# What to produce
Your answer should be one number: how many lines of the data include the string "this"?

# Recorded information
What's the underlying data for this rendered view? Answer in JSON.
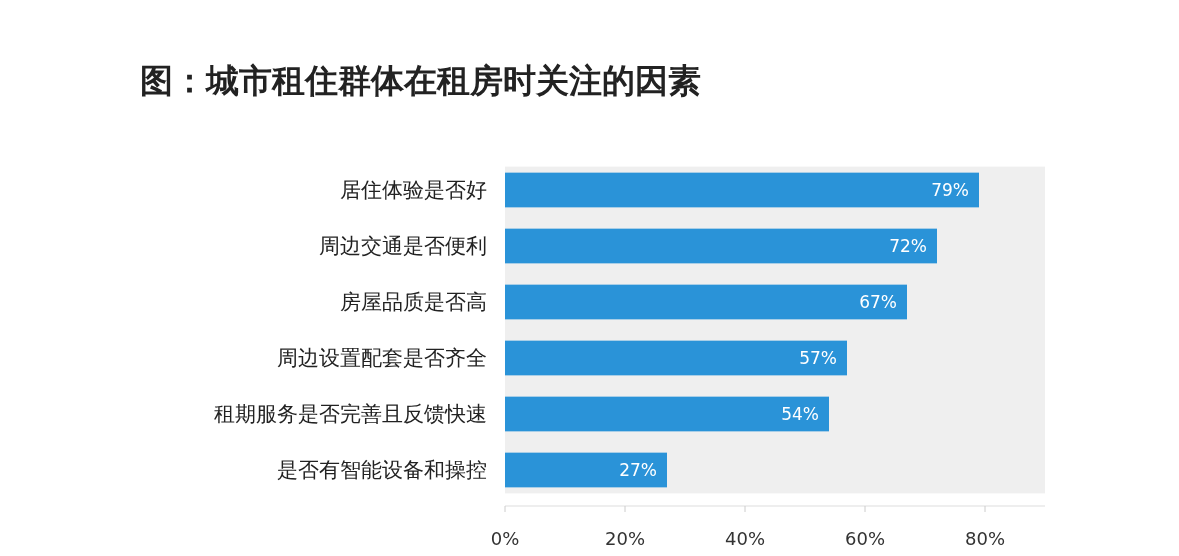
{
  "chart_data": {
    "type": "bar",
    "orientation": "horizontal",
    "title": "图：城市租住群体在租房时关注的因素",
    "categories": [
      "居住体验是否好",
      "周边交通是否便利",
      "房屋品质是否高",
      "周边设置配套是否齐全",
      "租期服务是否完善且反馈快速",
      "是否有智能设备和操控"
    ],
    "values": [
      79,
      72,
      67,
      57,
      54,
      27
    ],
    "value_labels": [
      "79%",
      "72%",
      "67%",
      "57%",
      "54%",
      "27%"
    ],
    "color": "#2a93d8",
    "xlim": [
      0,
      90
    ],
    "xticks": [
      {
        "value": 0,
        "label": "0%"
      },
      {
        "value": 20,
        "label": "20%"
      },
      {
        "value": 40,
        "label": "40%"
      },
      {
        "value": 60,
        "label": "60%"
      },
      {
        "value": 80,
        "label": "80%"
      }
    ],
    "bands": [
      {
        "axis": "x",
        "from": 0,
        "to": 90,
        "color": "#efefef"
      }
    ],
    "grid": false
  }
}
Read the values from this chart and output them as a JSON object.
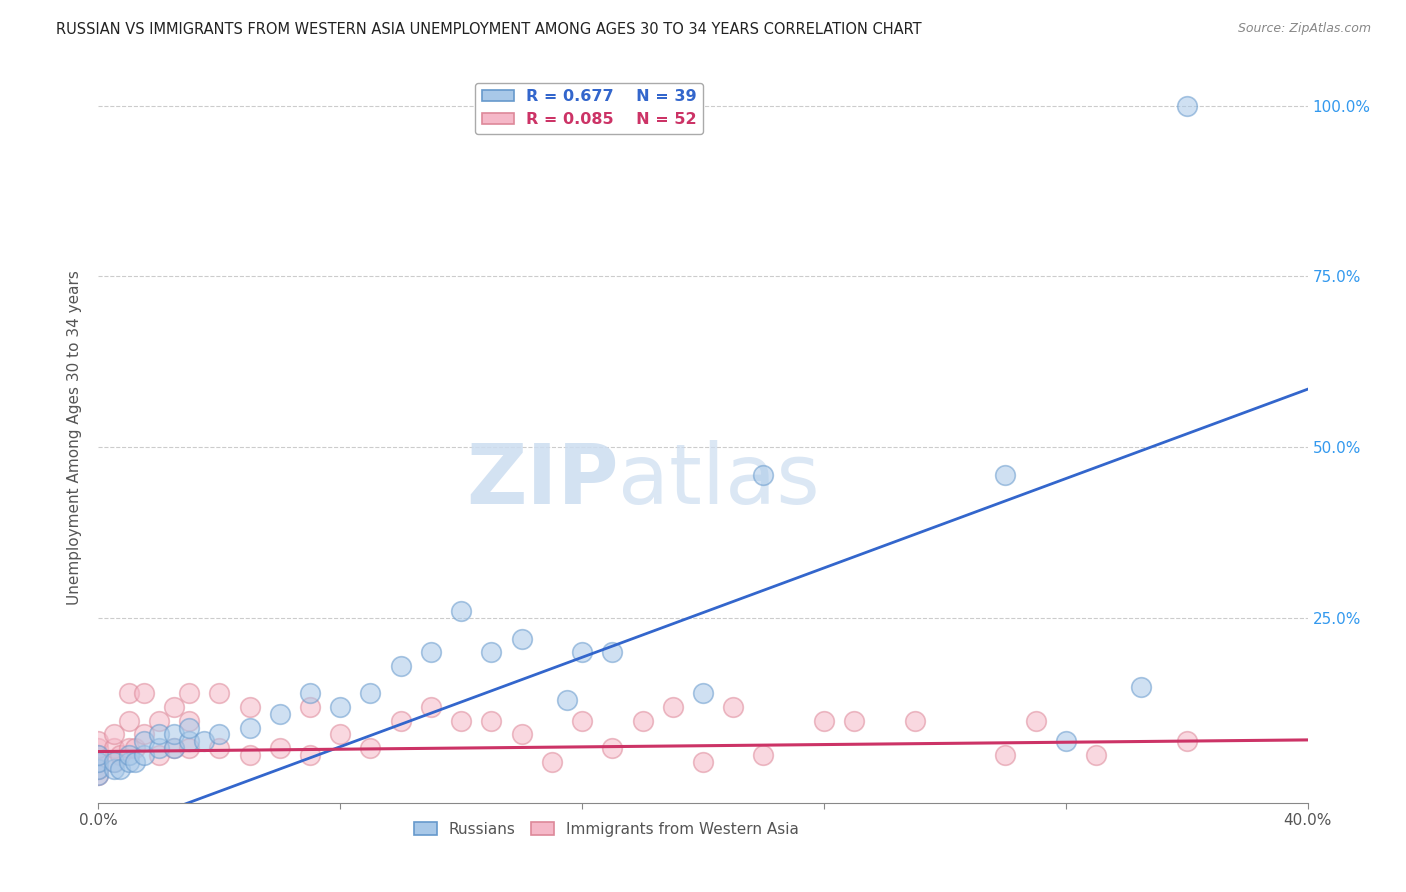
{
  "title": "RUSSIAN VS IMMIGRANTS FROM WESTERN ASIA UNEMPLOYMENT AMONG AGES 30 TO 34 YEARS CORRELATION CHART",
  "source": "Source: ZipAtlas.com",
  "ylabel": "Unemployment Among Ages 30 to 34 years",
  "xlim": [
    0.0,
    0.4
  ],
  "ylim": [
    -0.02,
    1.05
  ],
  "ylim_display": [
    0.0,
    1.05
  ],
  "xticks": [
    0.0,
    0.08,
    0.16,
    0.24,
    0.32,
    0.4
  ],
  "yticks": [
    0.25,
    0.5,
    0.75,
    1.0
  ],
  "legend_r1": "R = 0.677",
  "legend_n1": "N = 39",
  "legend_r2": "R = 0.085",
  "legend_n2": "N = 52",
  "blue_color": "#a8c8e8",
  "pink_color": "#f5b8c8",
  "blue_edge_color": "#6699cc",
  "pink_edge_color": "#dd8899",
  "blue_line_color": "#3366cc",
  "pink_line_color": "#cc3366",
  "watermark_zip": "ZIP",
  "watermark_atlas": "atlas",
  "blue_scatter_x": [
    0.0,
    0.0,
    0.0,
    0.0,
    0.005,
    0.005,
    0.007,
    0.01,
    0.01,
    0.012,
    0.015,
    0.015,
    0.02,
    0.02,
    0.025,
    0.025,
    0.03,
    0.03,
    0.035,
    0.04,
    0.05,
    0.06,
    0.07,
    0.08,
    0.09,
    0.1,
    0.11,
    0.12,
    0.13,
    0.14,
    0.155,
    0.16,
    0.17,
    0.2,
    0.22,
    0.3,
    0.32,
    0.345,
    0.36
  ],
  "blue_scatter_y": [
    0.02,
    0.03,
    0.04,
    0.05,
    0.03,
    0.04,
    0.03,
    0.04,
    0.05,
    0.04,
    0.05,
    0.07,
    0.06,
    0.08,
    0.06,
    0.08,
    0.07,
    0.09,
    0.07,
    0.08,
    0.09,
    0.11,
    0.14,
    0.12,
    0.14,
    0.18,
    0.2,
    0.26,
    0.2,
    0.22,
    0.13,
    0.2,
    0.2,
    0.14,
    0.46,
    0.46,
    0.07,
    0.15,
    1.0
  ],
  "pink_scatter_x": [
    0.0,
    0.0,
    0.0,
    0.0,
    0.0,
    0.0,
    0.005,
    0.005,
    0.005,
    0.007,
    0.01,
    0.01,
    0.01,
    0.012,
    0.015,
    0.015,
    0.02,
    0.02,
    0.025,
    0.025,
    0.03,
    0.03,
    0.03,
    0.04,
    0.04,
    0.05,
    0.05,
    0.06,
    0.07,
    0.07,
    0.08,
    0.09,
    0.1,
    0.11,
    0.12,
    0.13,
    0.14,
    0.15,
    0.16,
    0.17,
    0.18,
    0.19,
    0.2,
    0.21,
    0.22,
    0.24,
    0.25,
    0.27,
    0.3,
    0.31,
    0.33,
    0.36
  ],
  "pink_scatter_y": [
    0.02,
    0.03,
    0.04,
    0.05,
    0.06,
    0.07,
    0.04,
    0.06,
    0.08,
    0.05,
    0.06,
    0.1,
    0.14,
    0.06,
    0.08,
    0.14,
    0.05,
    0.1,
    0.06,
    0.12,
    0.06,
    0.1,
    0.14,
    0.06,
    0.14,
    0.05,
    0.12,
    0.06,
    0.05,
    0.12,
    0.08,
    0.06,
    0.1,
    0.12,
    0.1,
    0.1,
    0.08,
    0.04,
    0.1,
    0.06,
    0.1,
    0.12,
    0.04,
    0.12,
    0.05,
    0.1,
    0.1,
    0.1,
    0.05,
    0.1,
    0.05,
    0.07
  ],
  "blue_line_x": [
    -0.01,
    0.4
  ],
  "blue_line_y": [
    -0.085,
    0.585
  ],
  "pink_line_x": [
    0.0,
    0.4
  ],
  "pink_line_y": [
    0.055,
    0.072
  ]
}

# The solution
2